* **Your goal**
Only a number is expected: how many lines in the data below contain the word "Model".

* **Figure content listings**

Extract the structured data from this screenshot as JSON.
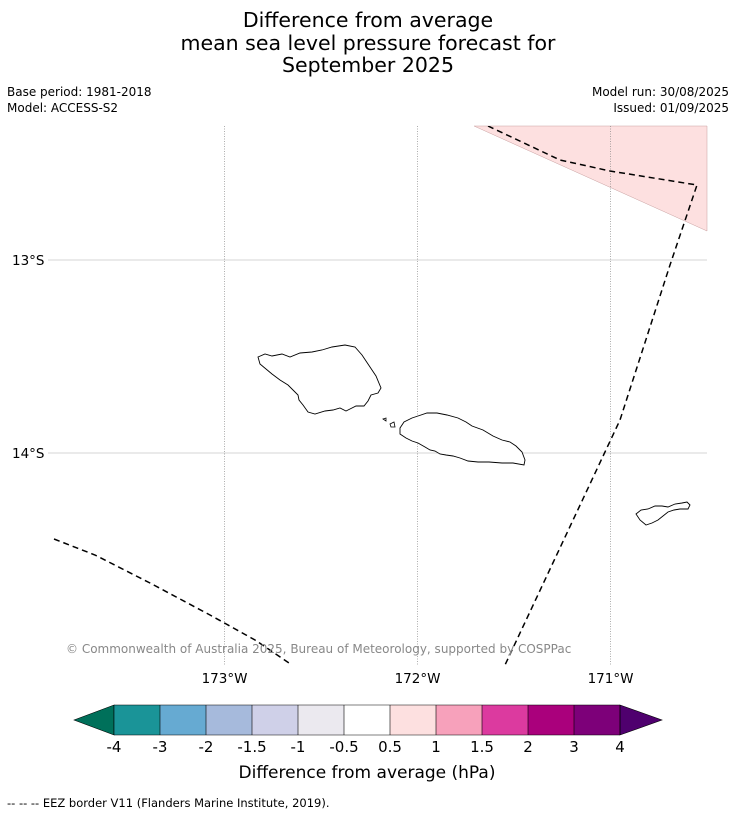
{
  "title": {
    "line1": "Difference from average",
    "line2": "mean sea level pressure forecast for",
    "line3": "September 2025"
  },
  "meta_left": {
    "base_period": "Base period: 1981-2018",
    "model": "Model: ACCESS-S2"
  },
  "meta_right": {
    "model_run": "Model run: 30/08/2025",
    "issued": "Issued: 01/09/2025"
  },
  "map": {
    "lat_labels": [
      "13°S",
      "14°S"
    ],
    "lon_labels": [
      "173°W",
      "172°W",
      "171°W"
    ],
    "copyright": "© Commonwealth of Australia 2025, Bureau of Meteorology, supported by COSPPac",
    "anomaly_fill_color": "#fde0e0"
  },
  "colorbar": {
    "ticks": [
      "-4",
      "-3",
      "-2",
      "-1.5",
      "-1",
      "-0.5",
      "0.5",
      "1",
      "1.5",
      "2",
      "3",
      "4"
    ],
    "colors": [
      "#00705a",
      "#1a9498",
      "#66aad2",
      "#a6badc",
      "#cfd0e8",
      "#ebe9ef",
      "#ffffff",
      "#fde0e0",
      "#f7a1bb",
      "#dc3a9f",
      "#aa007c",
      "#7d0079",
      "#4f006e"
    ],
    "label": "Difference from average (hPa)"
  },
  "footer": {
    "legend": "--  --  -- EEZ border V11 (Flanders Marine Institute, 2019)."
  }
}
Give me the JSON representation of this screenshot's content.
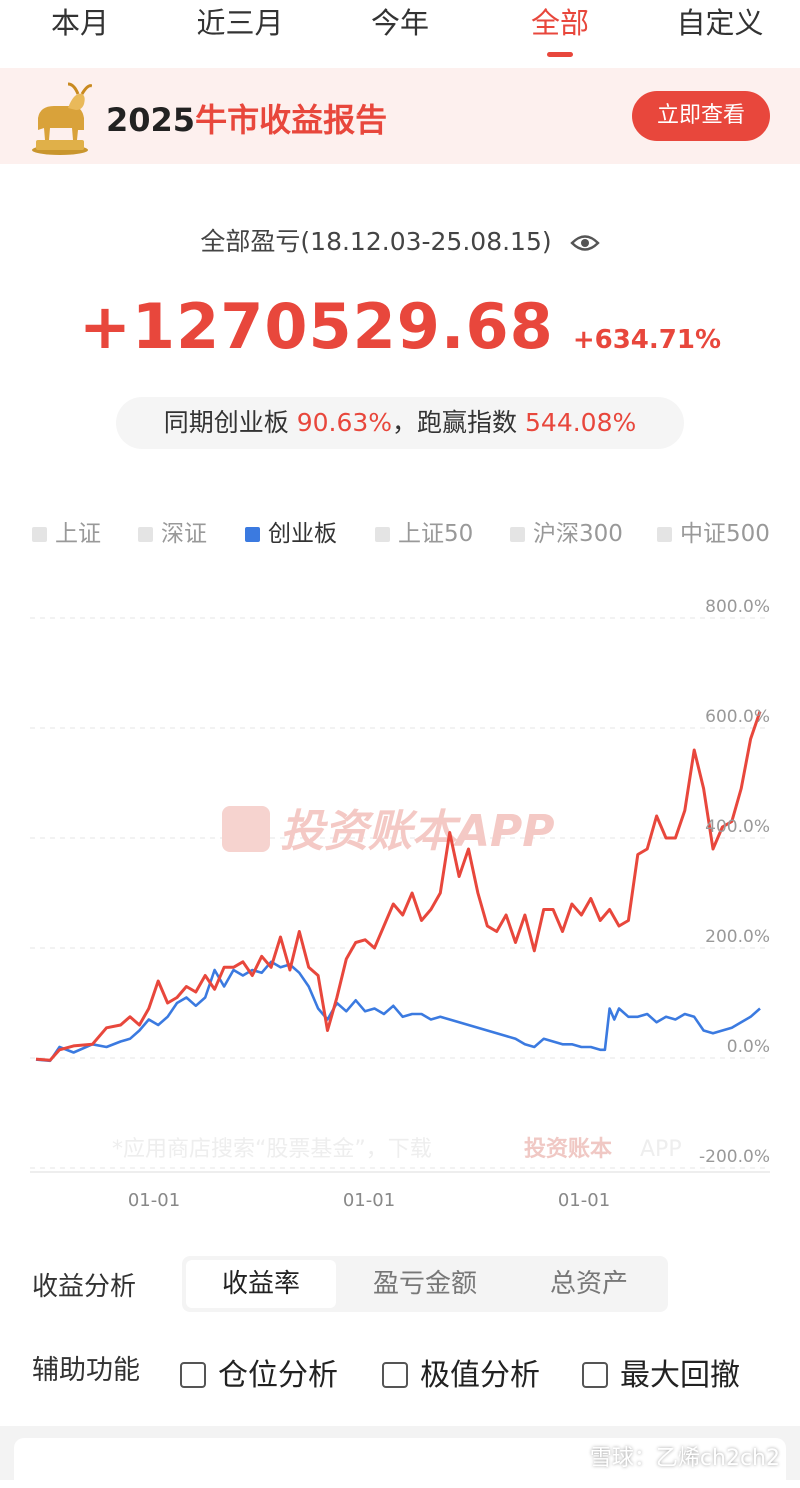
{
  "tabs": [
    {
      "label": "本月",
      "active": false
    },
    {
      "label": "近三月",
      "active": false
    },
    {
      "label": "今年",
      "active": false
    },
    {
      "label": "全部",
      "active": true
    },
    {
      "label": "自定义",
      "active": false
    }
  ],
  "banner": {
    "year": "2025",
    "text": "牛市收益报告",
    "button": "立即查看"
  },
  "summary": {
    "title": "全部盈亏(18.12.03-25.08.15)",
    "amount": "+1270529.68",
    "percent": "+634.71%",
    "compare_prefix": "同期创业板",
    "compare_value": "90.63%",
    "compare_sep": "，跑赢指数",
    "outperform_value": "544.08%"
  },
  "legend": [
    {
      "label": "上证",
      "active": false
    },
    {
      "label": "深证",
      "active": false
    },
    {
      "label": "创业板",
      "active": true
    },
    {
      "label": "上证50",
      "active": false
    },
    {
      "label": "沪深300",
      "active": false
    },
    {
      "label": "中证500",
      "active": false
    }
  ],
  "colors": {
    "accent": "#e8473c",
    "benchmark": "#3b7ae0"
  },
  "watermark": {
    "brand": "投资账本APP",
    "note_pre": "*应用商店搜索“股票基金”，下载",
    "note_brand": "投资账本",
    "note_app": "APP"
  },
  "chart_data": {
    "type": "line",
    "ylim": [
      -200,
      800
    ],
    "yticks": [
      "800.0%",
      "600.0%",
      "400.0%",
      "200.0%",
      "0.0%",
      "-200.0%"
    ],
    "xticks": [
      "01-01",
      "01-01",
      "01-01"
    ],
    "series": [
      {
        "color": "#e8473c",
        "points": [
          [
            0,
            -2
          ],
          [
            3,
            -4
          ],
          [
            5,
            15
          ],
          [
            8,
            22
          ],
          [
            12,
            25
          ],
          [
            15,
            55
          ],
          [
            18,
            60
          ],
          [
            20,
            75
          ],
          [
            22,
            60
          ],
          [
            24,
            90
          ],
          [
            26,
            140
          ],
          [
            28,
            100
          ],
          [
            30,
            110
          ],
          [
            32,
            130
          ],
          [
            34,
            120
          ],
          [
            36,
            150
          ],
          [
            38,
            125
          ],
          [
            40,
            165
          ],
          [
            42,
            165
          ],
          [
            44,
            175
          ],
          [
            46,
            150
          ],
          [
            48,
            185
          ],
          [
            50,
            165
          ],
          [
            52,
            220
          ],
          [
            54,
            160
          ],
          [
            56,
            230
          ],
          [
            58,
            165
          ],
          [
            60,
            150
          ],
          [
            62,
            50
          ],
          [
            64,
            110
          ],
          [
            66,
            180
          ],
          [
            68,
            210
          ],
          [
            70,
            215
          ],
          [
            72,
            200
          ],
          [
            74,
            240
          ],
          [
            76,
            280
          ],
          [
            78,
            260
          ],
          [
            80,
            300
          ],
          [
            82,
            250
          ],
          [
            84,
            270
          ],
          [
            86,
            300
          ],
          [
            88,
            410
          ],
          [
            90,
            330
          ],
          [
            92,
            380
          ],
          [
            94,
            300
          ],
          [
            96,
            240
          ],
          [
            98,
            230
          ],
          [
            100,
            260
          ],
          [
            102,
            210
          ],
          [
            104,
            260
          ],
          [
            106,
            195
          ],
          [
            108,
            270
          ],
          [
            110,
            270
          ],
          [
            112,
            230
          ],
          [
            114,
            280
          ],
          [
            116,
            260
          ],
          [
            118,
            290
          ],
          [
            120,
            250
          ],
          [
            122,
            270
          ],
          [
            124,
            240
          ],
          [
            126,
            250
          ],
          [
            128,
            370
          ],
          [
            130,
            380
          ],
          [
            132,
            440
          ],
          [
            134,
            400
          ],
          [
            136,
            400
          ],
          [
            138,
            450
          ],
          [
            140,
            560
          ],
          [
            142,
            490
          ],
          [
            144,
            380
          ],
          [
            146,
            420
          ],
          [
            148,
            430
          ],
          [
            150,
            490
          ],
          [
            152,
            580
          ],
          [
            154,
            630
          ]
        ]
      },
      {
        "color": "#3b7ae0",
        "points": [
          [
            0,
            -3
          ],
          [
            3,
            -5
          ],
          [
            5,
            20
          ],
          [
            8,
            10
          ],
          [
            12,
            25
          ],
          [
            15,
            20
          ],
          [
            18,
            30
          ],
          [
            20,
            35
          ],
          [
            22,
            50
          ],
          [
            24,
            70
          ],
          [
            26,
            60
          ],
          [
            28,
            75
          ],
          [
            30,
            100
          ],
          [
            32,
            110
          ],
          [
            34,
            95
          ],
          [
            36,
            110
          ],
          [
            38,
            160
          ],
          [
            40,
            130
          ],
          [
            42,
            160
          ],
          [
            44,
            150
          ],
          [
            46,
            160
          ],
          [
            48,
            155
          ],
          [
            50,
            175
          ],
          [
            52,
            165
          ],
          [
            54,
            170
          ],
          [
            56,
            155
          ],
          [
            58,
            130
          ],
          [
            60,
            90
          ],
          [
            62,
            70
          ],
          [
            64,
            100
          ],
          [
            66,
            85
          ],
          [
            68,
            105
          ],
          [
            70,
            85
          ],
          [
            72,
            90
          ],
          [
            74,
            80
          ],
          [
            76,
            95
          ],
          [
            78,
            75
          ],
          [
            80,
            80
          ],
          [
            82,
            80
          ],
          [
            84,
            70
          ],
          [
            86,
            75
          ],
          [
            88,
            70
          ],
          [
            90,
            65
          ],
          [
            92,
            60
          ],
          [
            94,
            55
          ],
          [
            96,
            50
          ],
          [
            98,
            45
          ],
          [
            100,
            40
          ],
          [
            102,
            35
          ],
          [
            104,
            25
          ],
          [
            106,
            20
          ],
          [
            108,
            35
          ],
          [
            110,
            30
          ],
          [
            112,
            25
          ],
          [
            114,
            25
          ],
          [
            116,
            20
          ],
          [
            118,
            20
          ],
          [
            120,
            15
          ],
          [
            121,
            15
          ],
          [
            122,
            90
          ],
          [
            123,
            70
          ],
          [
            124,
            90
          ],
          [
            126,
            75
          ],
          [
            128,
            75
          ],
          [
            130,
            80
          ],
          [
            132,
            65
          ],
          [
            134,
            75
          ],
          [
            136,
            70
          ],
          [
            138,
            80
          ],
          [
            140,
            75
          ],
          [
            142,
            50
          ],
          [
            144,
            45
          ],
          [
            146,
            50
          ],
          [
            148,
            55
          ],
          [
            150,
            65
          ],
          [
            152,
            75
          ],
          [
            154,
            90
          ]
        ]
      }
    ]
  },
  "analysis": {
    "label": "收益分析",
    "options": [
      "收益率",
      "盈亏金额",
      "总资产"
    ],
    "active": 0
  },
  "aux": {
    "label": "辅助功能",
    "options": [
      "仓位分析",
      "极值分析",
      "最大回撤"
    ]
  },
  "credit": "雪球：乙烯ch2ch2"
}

* **Final result**
2